Challenge
Copy out each line that mentions the word "poza".

Records for the task

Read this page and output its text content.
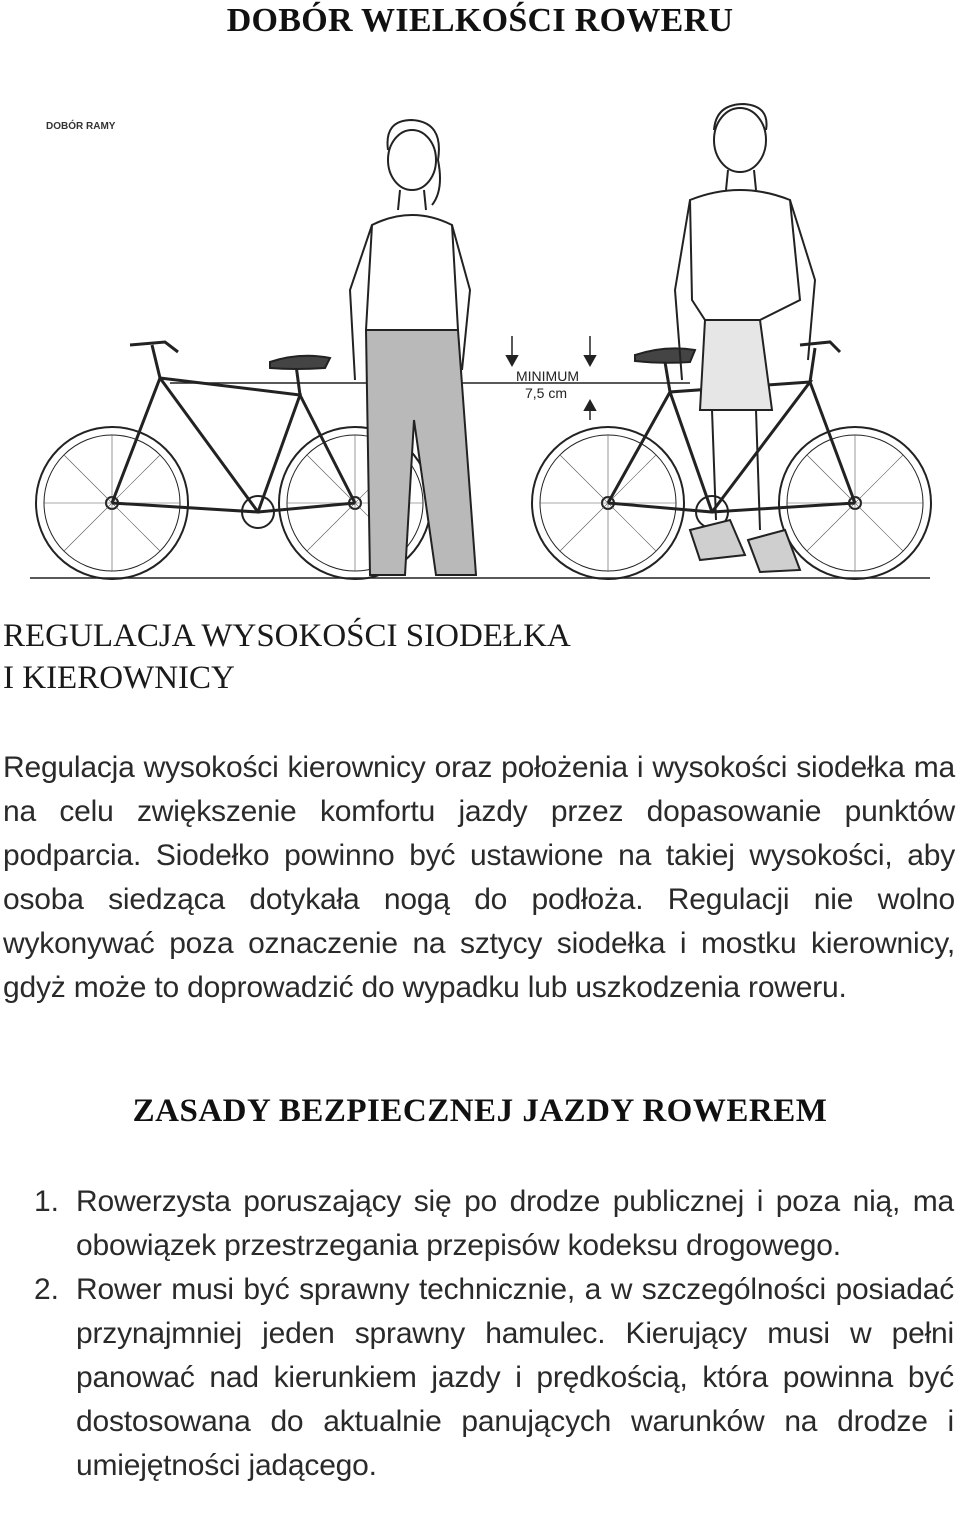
DOBÓR WIELKOŚCI ROWERU
DOBÓR RAMY
MINIMUM
7,5 cm
REGULACJA WYSOKOŚCI SIODEŁKA
I KIEROWNICY

Regulacja wysokości kierownicy oraz położenia i wysokości siodełka ma na celu zwiększenie komfortu jazdy przez dopasowanie punktów podparcia. Siodełko powinno być ustawione na takiej wysokości, aby osoba siedząca dotykała nogą do podłoża. Regulacji nie wolno wykonywać poza oznaczenie na sztycy siodełka i mostku kierownicy, gdyż może to doprowadzić do wypadku lub uszkodzenia roweru.

ZASADY BEZPIECZNEJ JAZDY ROWEREM
1. Rowerzysta poruszający się po drodze publicznej i poza nią, ma obowiązek przestrzegania przepisów kodeksu drogowego.

2. Rower musi być sprawny technicznie, a w szczególności posiadać przynajmniej jeden sprawny hamulec. Kierujący musi w pełni panować nad kierunkiem jazdy i prędkością, która powinna być dostosowana do aktualnie panujących warunków na drodze i umiejętności jadącego.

The response
Regulacja wysokości kierownicy oraz położenia i wysokości siodełka ma na celu zwiększenie komfortu jazdy przez dopasowanie punktów podparcia. Siodełko powinno być ustawione na takiej wysokości, aby osoba siedząca dotykała nogą do podłoża. Regulacji nie wolno wykonywać poza oznaczenie na sztycy siodełka i mostku kierownicy, gdyż może to doprowadzić do wypadku lub uszkodzenia roweru.
1. Rowerzysta poruszający się po drodze publicznej i poza nią, ma obowiązek przestrzegania przepisów kodeksu drogowego.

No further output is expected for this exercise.